Exercise prompt: Say how many lines contain the string "component". Give no other output.

────────────────

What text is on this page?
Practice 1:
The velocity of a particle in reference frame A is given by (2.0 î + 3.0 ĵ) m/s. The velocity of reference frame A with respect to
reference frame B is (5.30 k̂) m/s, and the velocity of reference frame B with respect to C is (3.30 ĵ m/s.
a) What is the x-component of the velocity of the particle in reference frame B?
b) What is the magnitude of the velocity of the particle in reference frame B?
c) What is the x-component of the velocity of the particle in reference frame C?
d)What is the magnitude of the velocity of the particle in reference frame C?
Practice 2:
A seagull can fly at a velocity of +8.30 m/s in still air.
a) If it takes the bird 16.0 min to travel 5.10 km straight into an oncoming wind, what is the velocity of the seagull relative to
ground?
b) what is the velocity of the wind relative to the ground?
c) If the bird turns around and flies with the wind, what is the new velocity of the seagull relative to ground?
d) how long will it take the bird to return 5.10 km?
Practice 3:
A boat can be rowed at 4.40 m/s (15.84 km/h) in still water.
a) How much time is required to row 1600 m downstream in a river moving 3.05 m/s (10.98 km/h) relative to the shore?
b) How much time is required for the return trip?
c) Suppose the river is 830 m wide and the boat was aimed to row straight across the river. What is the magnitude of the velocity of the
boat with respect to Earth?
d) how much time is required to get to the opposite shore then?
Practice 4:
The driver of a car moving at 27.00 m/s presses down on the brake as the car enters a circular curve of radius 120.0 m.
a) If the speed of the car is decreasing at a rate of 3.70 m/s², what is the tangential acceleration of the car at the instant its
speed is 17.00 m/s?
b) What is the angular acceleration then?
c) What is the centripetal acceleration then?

────────────────

Task output: 2